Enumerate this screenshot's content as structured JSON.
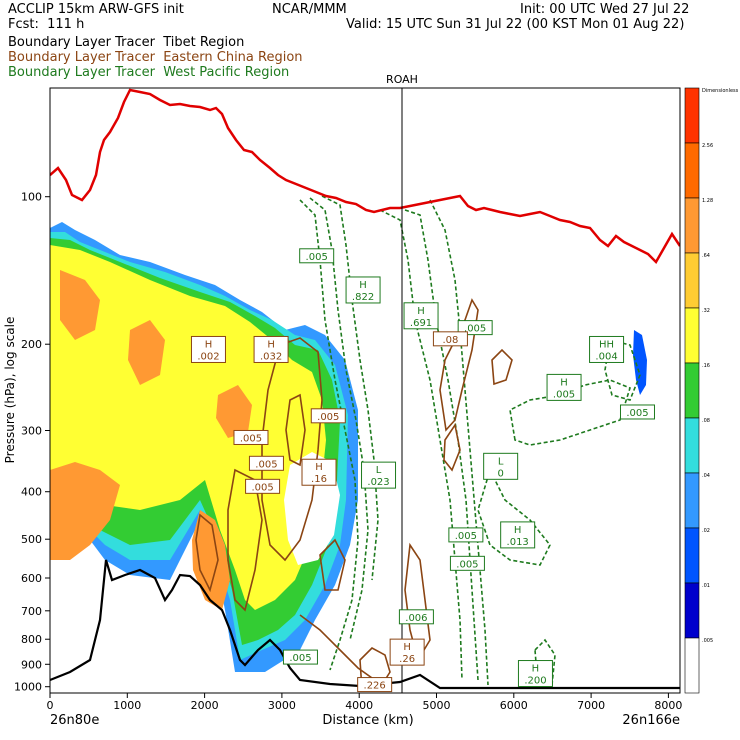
{
  "header": {
    "line1_left": "ACCLIP 15km ARW-GFS init",
    "line1_mid": "NCAR/MMM",
    "line1_right": "Init: 00 UTC Wed 27 Jul 22",
    "line2_left": "Fcst:  111 h",
    "line2_right": "Valid: 15 UTC Sun 31 Jul 22 (00 KST Mon 01 Aug 22)",
    "title_tibet": "Boundary Layer Tracer  Tibet Region",
    "title_china": "Boundary Layer Tracer  Eastern China Region",
    "title_wpac": "Boundary Layer Tracer  West Pacific Region",
    "colors": {
      "tibet": "#000000",
      "china": "#8b4513",
      "wpac": "#1e7a1e"
    }
  },
  "chart_data": {
    "type": "cross-section",
    "xlabel": "Distance (km)",
    "ylabel": "Pressure (hPa), log scale",
    "x_ticks": [
      "0",
      "1000",
      "2000",
      "3000",
      "4000",
      "5000",
      "6000",
      "7000",
      "8000"
    ],
    "y_ticks": [
      "100",
      "200",
      "300",
      "400",
      "500",
      "600",
      "700",
      "800",
      "900",
      "1000"
    ],
    "xlim": [
      0,
      8150
    ],
    "ylim": [
      60,
      1030
    ],
    "y_scale": "log",
    "left_endpoint": "26n80e",
    "right_endpoint": "26n166e",
    "marker": {
      "label": "ROAH",
      "x": 4550
    },
    "colorbar": {
      "labels": [
        "Dimensionless",
        "2.56",
        "1.28",
        ".64",
        ".32",
        ".16",
        ".08",
        ".04",
        ".02",
        ".01",
        ".005"
      ],
      "colors": [
        "#ff3300",
        "#ff6a00",
        "#ff9933",
        "#ffcc33",
        "#ffff33",
        "#33cc33",
        "#33dddd",
        "#3399ff",
        "#0055ff",
        "#0000cc",
        "#ffffff"
      ]
    },
    "tropopause_color": "#e00000",
    "labels_wpac": [
      {
        "letter": "H",
        "value": ".822",
        "x": 4050,
        "p": 155
      },
      {
        "letter": "H",
        "value": ".691",
        "x": 4800,
        "p": 175
      },
      {
        "letter": "",
        "value": ".005",
        "x": 3450,
        "p": 132
      },
      {
        "letter": "",
        "value": ".005",
        "x": 5500,
        "p": 185
      },
      {
        "letter": "L",
        "value": ".023",
        "x": 4250,
        "p": 370
      },
      {
        "letter": "L",
        "value": "0",
        "x": 5830,
        "p": 355
      },
      {
        "letter": "",
        "value": ".005",
        "x": 5380,
        "p": 490
      },
      {
        "letter": "H",
        "value": ".013",
        "x": 6050,
        "p": 490
      },
      {
        "letter": "",
        "value": ".005",
        "x": 5400,
        "p": 560
      },
      {
        "letter": "H",
        "value": ".005",
        "x": 6650,
        "p": 245
      },
      {
        "letter": "HH",
        "value": ".004",
        "x": 7200,
        "p": 205
      },
      {
        "letter": "",
        "value": ".005",
        "x": 7600,
        "p": 275
      },
      {
        "letter": "H",
        "value": ".200",
        "x": 6280,
        "p": 940
      },
      {
        "letter": "",
        "value": ".005",
        "x": 3240,
        "p": 870
      },
      {
        "letter": "",
        "value": ".006",
        "x": 4740,
        "p": 720
      }
    ],
    "labels_china": [
      {
        "letter": "H",
        "value": ".002",
        "x": 2050,
        "p": 205
      },
      {
        "letter": "H",
        "value": ".032",
        "x": 2860,
        "p": 205
      },
      {
        "letter": "",
        "value": ".005",
        "x": 2600,
        "p": 310
      },
      {
        "letter": "",
        "value": ".005",
        "x": 2800,
        "p": 350
      },
      {
        "letter": "",
        "value": ".005",
        "x": 2750,
        "p": 390
      },
      {
        "letter": "",
        "value": ".005",
        "x": 3600,
        "p": 280
      },
      {
        "letter": "H",
        "value": ".16",
        "x": 3480,
        "p": 365
      },
      {
        "letter": "",
        "value": ".08",
        "x": 5180,
        "p": 195
      },
      {
        "letter": "H",
        "value": ".26",
        "x": 4620,
        "p": 850
      },
      {
        "letter": "",
        "value": ".226",
        "x": 4200,
        "p": 990
      }
    ]
  }
}
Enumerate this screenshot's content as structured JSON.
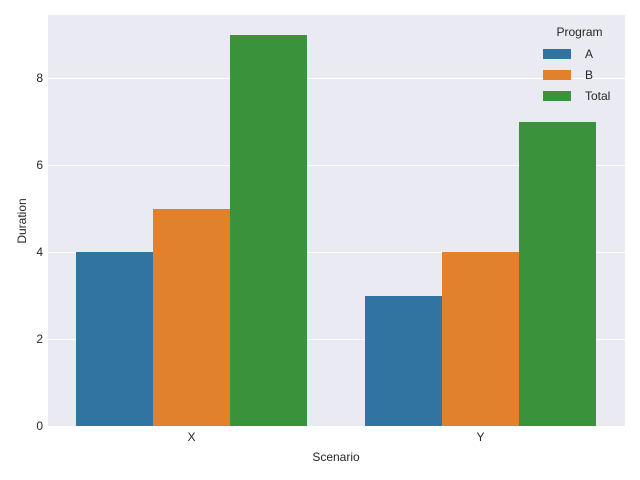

Set task: Go through the entries above and print each one exactly, minus the pictures.

Exercise result:
Enumerate this screenshot's content as structured JSON.
{
  "header": {
    "line1_left": "ACCLIP 15km ARW-GFS init",
    "line1_mid": "NCAR/MMM",
    "line1_right": "Init: 00 UTC Wed 27 Jul 22",
    "line2_left": "Fcst:  111 h",
    "line2_right": "Valid: 15 UTC Sun 31 Jul 22 (00 KST Mon 01 Aug 22)",
    "title_tibet": "Boundary Layer Tracer  Tibet Region",
    "title_china": "Boundary Layer Tracer  Eastern China Region",
    "title_wpac": "Boundary Layer Tracer  West Pacific Region",
    "colors": {
      "tibet": "#000000",
      "china": "#8b4513",
      "wpac": "#1e7a1e"
    }
  },
  "chart_data": {
    "type": "cross-section",
    "xlabel": "Distance (km)",
    "ylabel": "Pressure (hPa), log scale",
    "x_ticks": [
      "0",
      "1000",
      "2000",
      "3000",
      "4000",
      "5000",
      "6000",
      "7000",
      "8000"
    ],
    "y_ticks": [
      "100",
      "200",
      "300",
      "400",
      "500",
      "600",
      "700",
      "800",
      "900",
      "1000"
    ],
    "xlim": [
      0,
      8150
    ],
    "ylim": [
      60,
      1030
    ],
    "y_scale": "log",
    "left_endpoint": "26n80e",
    "right_endpoint": "26n166e",
    "marker": {
      "label": "ROAH",
      "x": 4550
    },
    "colorbar": {
      "labels": [
        "Dimensionless",
        "2.56",
        "1.28",
        ".64",
        ".32",
        ".16",
        ".08",
        ".04",
        ".02",
        ".01",
        ".005"
      ],
      "colors": [
        "#ff3300",
        "#ff6a00",
        "#ff9933",
        "#ffcc33",
        "#ffff33",
        "#33cc33",
        "#33dddd",
        "#3399ff",
        "#0055ff",
        "#0000cc",
        "#ffffff"
      ]
    },
    "tropopause_color": "#e00000",
    "labels_wpac": [
      {
        "letter": "H",
        "value": ".822",
        "x": 4050,
        "p": 155
      },
      {
        "letter": "H",
        "value": ".691",
        "x": 4800,
        "p": 175
      },
      {
        "letter": "",
        "value": ".005",
        "x": 3450,
        "p": 132
      },
      {
        "letter": "",
        "value": ".005",
        "x": 5500,
        "p": 185
      },
      {
        "letter": "L",
        "value": ".023",
        "x": 4250,
        "p": 370
      },
      {
        "letter": "L",
        "value": "0",
        "x": 5830,
        "p": 355
      },
      {
        "letter": "",
        "value": ".005",
        "x": 5380,
        "p": 490
      },
      {
        "letter": "H",
        "value": ".013",
        "x": 6050,
        "p": 490
      },
      {
        "letter": "",
        "value": ".005",
        "x": 5400,
        "p": 560
      },
      {
        "letter": "H",
        "value": ".005",
        "x": 6650,
        "p": 245
      },
      {
        "letter": "HH",
        "value": ".004",
        "x": 7200,
        "p": 205
      },
      {
        "letter": "",
        "value": ".005",
        "x": 7600,
        "p": 275
      },
      {
        "letter": "H",
        "value": ".200",
        "x": 6280,
        "p": 940
      },
      {
        "letter": "",
        "value": ".005",
        "x": 3240,
        "p": 870
      },
      {
        "letter": "",
        "value": ".006",
        "x": 4740,
        "p": 720
      }
    ],
    "labels_china": [
      {
        "letter": "H",
        "value": ".002",
        "x": 2050,
        "p": 205
      },
      {
        "letter": "H",
        "value": ".032",
        "x": 2860,
        "p": 205
      },
      {
        "letter": "",
        "value": ".005",
        "x": 2600,
        "p": 310
      },
      {
        "letter": "",
        "value": ".005",
        "x": 2800,
        "p": 350
      },
      {
        "letter": "",
        "value": ".005",
        "x": 2750,
        "p": 390
      },
      {
        "letter": "",
        "value": ".005",
        "x": 3600,
        "p": 280
      },
      {
        "letter": "H",
        "value": ".16",
        "x": 3480,
        "p": 365
      },
      {
        "letter": "",
        "value": ".08",
        "x": 5180,
        "p": 195
      },
      {
        "letter": "H",
        "value": ".26",
        "x": 4620,
        "p": 850
      },
      {
        "letter": "",
        "value": ".226",
        "x": 4200,
        "p": 990
      }
    ]
  }
}
Enumerate this screenshot's content as structured JSON.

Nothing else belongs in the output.